== GOAL OF THE EXERCISE ==
Would you restate all the data that follows, word for word?

== DATA SHOWN ==
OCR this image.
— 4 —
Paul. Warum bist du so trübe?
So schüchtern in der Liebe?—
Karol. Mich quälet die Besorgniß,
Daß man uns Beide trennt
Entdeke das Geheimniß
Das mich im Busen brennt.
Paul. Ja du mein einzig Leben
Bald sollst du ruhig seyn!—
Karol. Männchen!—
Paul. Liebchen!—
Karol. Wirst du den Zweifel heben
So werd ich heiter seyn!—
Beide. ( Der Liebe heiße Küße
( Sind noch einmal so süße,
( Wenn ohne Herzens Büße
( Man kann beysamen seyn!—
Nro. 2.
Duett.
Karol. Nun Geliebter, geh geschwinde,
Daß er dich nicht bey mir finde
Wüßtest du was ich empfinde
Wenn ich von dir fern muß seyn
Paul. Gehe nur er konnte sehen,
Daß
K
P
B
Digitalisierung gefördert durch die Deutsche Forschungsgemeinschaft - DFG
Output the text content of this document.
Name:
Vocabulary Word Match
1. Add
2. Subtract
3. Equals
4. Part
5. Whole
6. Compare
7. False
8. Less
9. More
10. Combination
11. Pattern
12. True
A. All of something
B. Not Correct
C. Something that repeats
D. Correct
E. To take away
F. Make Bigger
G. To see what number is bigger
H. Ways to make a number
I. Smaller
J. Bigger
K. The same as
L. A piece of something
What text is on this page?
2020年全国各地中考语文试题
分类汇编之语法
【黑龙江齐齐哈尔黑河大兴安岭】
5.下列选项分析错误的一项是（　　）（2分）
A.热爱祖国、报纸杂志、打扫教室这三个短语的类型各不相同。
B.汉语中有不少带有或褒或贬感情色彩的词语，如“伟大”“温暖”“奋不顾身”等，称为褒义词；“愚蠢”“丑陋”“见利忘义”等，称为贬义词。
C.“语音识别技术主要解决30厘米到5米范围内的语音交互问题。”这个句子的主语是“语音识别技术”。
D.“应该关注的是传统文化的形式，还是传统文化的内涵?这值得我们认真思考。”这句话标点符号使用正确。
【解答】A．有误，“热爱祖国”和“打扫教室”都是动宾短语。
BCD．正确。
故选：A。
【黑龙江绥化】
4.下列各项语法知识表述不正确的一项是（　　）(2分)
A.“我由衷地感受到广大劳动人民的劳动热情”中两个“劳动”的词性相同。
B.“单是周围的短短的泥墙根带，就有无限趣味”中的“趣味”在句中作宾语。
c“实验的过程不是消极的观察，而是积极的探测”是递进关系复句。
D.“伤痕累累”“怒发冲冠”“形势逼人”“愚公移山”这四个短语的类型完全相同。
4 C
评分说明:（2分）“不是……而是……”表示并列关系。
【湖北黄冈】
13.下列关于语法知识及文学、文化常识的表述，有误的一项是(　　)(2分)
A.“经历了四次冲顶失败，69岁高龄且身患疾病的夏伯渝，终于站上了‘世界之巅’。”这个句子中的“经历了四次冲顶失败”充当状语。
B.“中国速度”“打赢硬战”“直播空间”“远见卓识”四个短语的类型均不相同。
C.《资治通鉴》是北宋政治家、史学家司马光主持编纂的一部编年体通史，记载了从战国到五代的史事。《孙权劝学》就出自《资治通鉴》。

== TASK OUTPUT ==
OCR this image.
— 4 —
Paul. Warum bist du so trübe?
So schüchtern in der Liebe?—
Karol. Mich quälet die Besorgniß,
Daß man uns Beide trennt
Entdeke das Geheimniß
Das mich im Busen brennt.
Paul. Ja du mein einzig Leben
Bald sollst du ruhig seyn!—
Karol. Männchen!—
Paul. Liebchen!—
Karol. Wirst du den Zweifel heben
So werd ich heiter seyn!—
Beide. ( Der Liebe heiße Küße
( Sind noch einmal so süße,
( Wenn ohne Herzens Büße
( Man kann beysamen seyn!—
Nro. 2.
Duett.
Karol. Nun Geliebter, geh geschwinde,
Daß er dich nicht bey mir finde
Wüßtest du was ich empfinde
Wenn ich von dir fern muß seyn
Paul. Gehe nur er konnte sehen,
Daß
K
P
B
Digitalisierung gefördert durch die Deutsche Forschungsgemeinschaft - DFG
Output the text content of this document.
Name:
Vocabulary Word Match
1. Add
2. Subtract
3. Equals
4. Part
5. Whole
6. Compare
7. False
8. Less
9. More
10. Combination
11. Pattern
12. True
A. All of something
B. Not Correct
C. Something that repeats
D. Correct
E. To take away
F. Make Bigger
G. To see what number is bigger
H. Ways to make a number
I. Smaller
J. Bigger
K. The same as
L. A piece of something
What text is on this page?
2020年全国各地中考语文试题
分类汇编之语法
【黑龙江齐齐哈尔黑河大兴安岭】
5.下列选项分析错误的一项是（　　）（2分）
A.热爱祖国、报纸杂志、打扫教室这三个短语的类型各不相同。
B.汉语中有不少带有或褒或贬感情色彩的词语，如“伟大”“温暖”“奋不顾身”等，称为褒义词；“愚蠢”“丑陋”“见利忘义”等，称为贬义词。
C.“语音识别技术主要解决30厘米到5米范围内的语音交互问题。”这个句子的主语是“语音识别技术”。
D.“应该关注的是传统文化的形式，还是传统文化的内涵?这值得我们认真思考。”这句话标点符号使用正确。
【解答】A．有误，“热爱祖国”和“打扫教室”都是动宾短语。
BCD．正确。
故选：A。
【黑龙江绥化】
4.下列各项语法知识表述不正确的一项是（　　）(2分)
A.“我由衷地感受到广大劳动人民的劳动热情”中两个“劳动”的词性相同。
B.“单是周围的短短的泥墙根带，就有无限趣味”中的“趣味”在句中作宾语。
c“实验的过程不是消极的观察，而是积极的探测”是递进关系复句。
D.“伤痕累累”“怒发冲冠”“形势逼人”“愚公移山”这四个短语的类型完全相同。
4 C
评分说明:（2分）“不是……而是……”表示并列关系。
【湖北黄冈】
13.下列关于语法知识及文学、文化常识的表述，有误的一项是(　　)(2分)
A.“经历了四次冲顶失败，69岁高龄且身患疾病的夏伯渝，终于站上了‘世界之巅’。”这个句子中的“经历了四次冲顶失败”充当状语。
B.“中国速度”“打赢硬战”“直播空间”“远见卓识”四个短语的类型均不相同。
C.《资治通鉴》是北宋政治家、史学家司马光主持编纂的一部编年体通史，记载了从战国到五代的史事。《孙权劝学》就出自《资治通鉴》。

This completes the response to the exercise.